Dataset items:
########

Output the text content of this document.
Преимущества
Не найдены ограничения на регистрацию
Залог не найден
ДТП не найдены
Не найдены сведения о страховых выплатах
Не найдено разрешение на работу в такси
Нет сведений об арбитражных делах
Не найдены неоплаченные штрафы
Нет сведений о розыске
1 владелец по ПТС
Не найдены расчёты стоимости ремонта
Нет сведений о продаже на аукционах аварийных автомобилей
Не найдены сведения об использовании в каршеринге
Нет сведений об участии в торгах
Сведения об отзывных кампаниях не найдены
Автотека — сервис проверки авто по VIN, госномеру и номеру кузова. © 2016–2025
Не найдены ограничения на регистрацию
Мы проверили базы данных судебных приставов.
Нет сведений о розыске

########

# Goal
Reproduce the records above exactly as they appear.

# Exercise response
Output the text content of this document.
Преимущества
Не найдены ограничения на регистрацию
Залог не найден
ДТП не найдены
Не найдены сведения о страховых выплатах
Не найдено разрешение на работу в такси
Нет сведений об арбитражных делах
Не найдены неоплаченные штрафы
Нет сведений о розыске
1 владелец по ПТС
Не найдены расчёты стоимости ремонта
Нет сведений о продаже на аукционах аварийных автомобилей
Не найдены сведения об использовании в каршеринге
Нет сведений об участии в торгах
Сведения об отзывных кампаниях не найдены
Автотека — сервис проверки авто по VIN, госномеру и номеру кузова. © 2016–2025
Не найдены ограничения на регистрацию
Мы проверили базы данных судебных приставов.
Нет сведений о розыске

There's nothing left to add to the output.